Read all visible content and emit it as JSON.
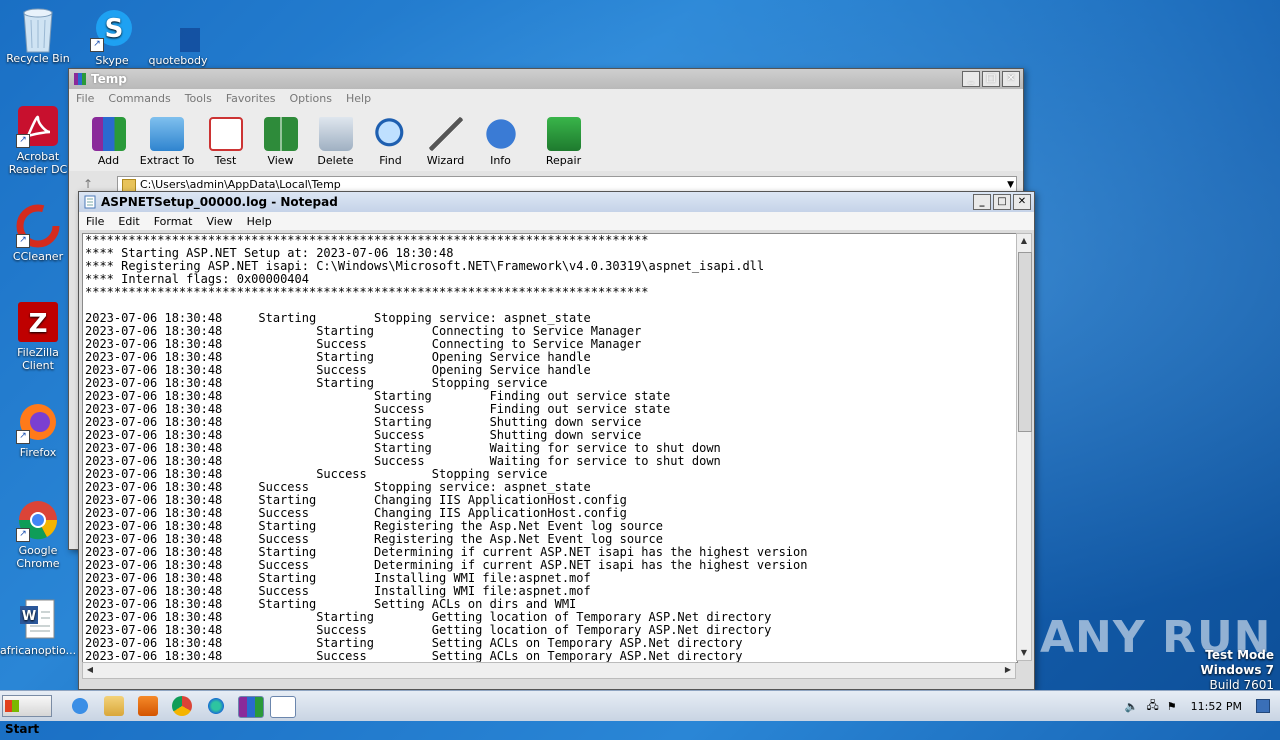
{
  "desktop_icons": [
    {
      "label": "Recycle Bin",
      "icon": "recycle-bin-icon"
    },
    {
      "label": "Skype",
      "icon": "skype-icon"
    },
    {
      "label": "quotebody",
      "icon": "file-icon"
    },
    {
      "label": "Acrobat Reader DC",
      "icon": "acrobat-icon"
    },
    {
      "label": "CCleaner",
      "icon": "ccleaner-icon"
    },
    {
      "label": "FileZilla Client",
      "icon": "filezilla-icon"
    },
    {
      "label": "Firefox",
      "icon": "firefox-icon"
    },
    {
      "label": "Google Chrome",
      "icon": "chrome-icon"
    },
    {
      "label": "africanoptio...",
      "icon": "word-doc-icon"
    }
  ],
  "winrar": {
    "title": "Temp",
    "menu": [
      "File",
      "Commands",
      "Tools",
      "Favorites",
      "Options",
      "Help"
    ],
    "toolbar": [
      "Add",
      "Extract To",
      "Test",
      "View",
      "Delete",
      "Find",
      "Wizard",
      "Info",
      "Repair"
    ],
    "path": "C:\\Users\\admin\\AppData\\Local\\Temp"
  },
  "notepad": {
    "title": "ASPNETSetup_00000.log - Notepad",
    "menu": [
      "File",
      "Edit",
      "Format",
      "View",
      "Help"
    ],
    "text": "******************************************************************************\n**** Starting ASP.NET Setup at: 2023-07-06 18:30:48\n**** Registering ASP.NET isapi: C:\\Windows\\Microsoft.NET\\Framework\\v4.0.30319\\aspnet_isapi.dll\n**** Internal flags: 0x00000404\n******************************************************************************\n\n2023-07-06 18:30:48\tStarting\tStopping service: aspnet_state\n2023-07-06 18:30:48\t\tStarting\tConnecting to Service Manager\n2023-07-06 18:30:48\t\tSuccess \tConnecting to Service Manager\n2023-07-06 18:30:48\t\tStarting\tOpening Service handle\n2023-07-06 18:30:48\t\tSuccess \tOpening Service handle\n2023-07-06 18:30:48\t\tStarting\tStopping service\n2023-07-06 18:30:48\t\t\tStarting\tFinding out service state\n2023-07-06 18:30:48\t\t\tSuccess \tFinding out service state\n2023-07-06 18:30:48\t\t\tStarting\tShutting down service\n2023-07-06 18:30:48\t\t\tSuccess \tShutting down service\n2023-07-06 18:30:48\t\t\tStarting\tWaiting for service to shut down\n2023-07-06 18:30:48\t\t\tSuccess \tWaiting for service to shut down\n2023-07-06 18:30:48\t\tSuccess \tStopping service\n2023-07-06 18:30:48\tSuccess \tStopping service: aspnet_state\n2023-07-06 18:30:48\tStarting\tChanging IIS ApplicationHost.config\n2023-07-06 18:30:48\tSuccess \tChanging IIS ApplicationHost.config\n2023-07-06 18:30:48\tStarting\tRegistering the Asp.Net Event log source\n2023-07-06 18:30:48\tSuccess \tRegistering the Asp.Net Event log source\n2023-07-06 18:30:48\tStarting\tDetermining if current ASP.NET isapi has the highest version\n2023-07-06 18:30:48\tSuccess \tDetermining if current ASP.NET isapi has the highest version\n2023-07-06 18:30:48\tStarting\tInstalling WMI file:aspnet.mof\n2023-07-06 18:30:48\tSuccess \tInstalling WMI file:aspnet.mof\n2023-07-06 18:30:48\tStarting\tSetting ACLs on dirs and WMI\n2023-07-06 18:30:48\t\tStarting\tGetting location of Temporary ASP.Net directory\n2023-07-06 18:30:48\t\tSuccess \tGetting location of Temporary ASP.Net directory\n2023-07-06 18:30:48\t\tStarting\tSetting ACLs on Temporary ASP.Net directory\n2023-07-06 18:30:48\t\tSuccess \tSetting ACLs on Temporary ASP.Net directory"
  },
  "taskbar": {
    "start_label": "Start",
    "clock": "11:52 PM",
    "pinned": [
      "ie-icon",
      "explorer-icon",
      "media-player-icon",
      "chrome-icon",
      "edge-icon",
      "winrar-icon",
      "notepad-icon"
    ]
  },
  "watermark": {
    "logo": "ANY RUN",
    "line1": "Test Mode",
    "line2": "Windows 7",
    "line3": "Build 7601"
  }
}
------------------------
__Requirement__
Print out the material word for word, omitting the pictures.

__Task result__
Read all visible content and emit it as JSON.
{
  "desktop_icons": [
    {
      "label": "Recycle Bin",
      "icon": "recycle-bin-icon"
    },
    {
      "label": "Skype",
      "icon": "skype-icon"
    },
    {
      "label": "quotebody",
      "icon": "file-icon"
    },
    {
      "label": "Acrobat Reader DC",
      "icon": "acrobat-icon"
    },
    {
      "label": "CCleaner",
      "icon": "ccleaner-icon"
    },
    {
      "label": "FileZilla Client",
      "icon": "filezilla-icon"
    },
    {
      "label": "Firefox",
      "icon": "firefox-icon"
    },
    {
      "label": "Google Chrome",
      "icon": "chrome-icon"
    },
    {
      "label": "africanoptio...",
      "icon": "word-doc-icon"
    }
  ],
  "winrar": {
    "title": "Temp",
    "menu": [
      "File",
      "Commands",
      "Tools",
      "Favorites",
      "Options",
      "Help"
    ],
    "toolbar": [
      "Add",
      "Extract To",
      "Test",
      "View",
      "Delete",
      "Find",
      "Wizard",
      "Info",
      "Repair"
    ],
    "path": "C:\\Users\\admin\\AppData\\Local\\Temp"
  },
  "notepad": {
    "title": "ASPNETSetup_00000.log - Notepad",
    "menu": [
      "File",
      "Edit",
      "Format",
      "View",
      "Help"
    ],
    "text": "******************************************************************************\n**** Starting ASP.NET Setup at: 2023-07-06 18:30:48\n**** Registering ASP.NET isapi: C:\\Windows\\Microsoft.NET\\Framework\\v4.0.30319\\aspnet_isapi.dll\n**** Internal flags: 0x00000404\n******************************************************************************\n\n2023-07-06 18:30:48\tStarting\tStopping service: aspnet_state\n2023-07-06 18:30:48\t\tStarting\tConnecting to Service Manager\n2023-07-06 18:30:48\t\tSuccess \tConnecting to Service Manager\n2023-07-06 18:30:48\t\tStarting\tOpening Service handle\n2023-07-06 18:30:48\t\tSuccess \tOpening Service handle\n2023-07-06 18:30:48\t\tStarting\tStopping service\n2023-07-06 18:30:48\t\t\tStarting\tFinding out service state\n2023-07-06 18:30:48\t\t\tSuccess \tFinding out service state\n2023-07-06 18:30:48\t\t\tStarting\tShutting down service\n2023-07-06 18:30:48\t\t\tSuccess \tShutting down service\n2023-07-06 18:30:48\t\t\tStarting\tWaiting for service to shut down\n2023-07-06 18:30:48\t\t\tSuccess \tWaiting for service to shut down\n2023-07-06 18:30:48\t\tSuccess \tStopping service\n2023-07-06 18:30:48\tSuccess \tStopping service: aspnet_state\n2023-07-06 18:30:48\tStarting\tChanging IIS ApplicationHost.config\n2023-07-06 18:30:48\tSuccess \tChanging IIS ApplicationHost.config\n2023-07-06 18:30:48\tStarting\tRegistering the Asp.Net Event log source\n2023-07-06 18:30:48\tSuccess \tRegistering the Asp.Net Event log source\n2023-07-06 18:30:48\tStarting\tDetermining if current ASP.NET isapi has the highest version\n2023-07-06 18:30:48\tSuccess \tDetermining if current ASP.NET isapi has the highest version\n2023-07-06 18:30:48\tStarting\tInstalling WMI file:aspnet.mof\n2023-07-06 18:30:48\tSuccess \tInstalling WMI file:aspnet.mof\n2023-07-06 18:30:48\tStarting\tSetting ACLs on dirs and WMI\n2023-07-06 18:30:48\t\tStarting\tGetting location of Temporary ASP.Net directory\n2023-07-06 18:30:48\t\tSuccess \tGetting location of Temporary ASP.Net directory\n2023-07-06 18:30:48\t\tStarting\tSetting ACLs on Temporary ASP.Net directory\n2023-07-06 18:30:48\t\tSuccess \tSetting ACLs on Temporary ASP.Net directory"
  },
  "taskbar": {
    "start_label": "Start",
    "clock": "11:52 PM",
    "pinned": [
      "ie-icon",
      "explorer-icon",
      "media-player-icon",
      "chrome-icon",
      "edge-icon",
      "winrar-icon",
      "notepad-icon"
    ]
  },
  "watermark": {
    "logo": "ANY RUN",
    "line1": "Test Mode",
    "line2": "Windows 7",
    "line3": "Build 7601"
  }
}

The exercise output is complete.